• What this task involves
Copy the records below exactly, leaving out any pictures.

• Entries provided
"""

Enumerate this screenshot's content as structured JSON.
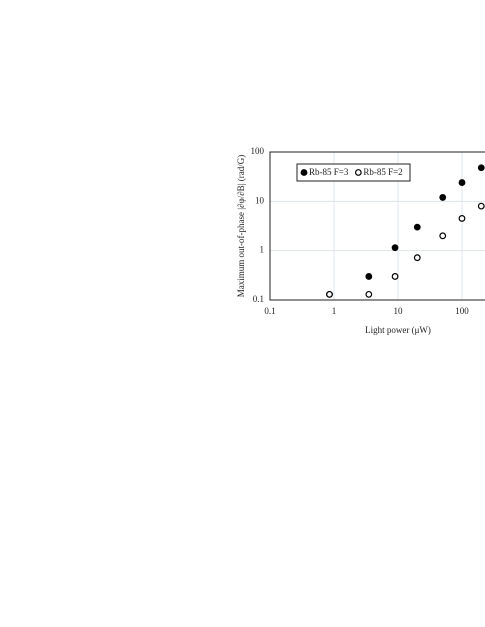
{
  "chart_data": {
    "type": "scatter",
    "x_label": "Light power (μW)",
    "y_label": "Maximum out-of-phase |∂φ/∂B| (rad/G)",
    "xlog": true,
    "ylog": true,
    "grid": true,
    "legend": "top-left",
    "xlim": [
      0.1,
      1000
    ],
    "ylim": [
      0.1,
      100
    ],
    "xticks": [
      0.1,
      1,
      10,
      100
    ],
    "yticks": [
      0.1,
      1,
      10,
      100
    ],
    "series": [
      {
        "name": "Rb-85 F=3",
        "color": "#000000",
        "filled": true,
        "x": [
          0.85,
          3.5,
          9,
          20,
          50,
          100,
          200
        ],
        "values": [
          0.13,
          0.3,
          1.15,
          3,
          12,
          24,
          48
        ]
      },
      {
        "name": "Rb-85 F=2",
        "color": "#000000",
        "filled": false,
        "x": [
          0.85,
          3.5,
          9,
          20,
          50,
          100,
          200
        ],
        "values": [
          0.13,
          0.13,
          0.3,
          0.72,
          2,
          4.5,
          8
        ]
      }
    ]
  }
}
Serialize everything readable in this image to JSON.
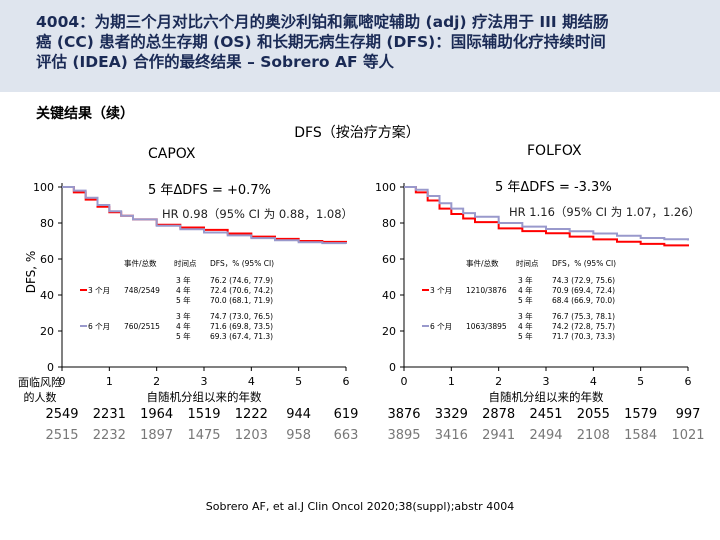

"""

• Worked solution
Enumerate this screenshot's content as structured JSON.
{
  "chart_data": {
    "type": "scatter",
    "x_label": "Light power (μW)",
    "y_label": "Maximum out-of-phase |∂φ/∂B| (rad/G)",
    "xlog": true,
    "ylog": true,
    "grid": true,
    "legend": "top-left",
    "xlim": [
      0.1,
      1000
    ],
    "ylim": [
      0.1,
      100
    ],
    "xticks": [
      0.1,
      1,
      10,
      100
    ],
    "yticks": [
      0.1,
      1,
      10,
      100
    ],
    "series": [
      {
        "name": "Rb-85 F=3",
        "color": "#000000",
        "filled": true,
        "x": [
          0.85,
          3.5,
          9,
          20,
          50,
          100,
          200
        ],
        "values": [
          0.13,
          0.3,
          1.15,
          3,
          12,
          24,
          48
        ]
      },
      {
        "name": "Rb-85 F=2",
        "color": "#000000",
        "filled": false,
        "x": [
          0.85,
          3.5,
          9,
          20,
          50,
          100,
          200
        ],
        "values": [
          0.13,
          0.13,
          0.3,
          0.72,
          2,
          4.5,
          8
        ]
      }
    ]
  }
}
Serialize everything readable in this image to JSON.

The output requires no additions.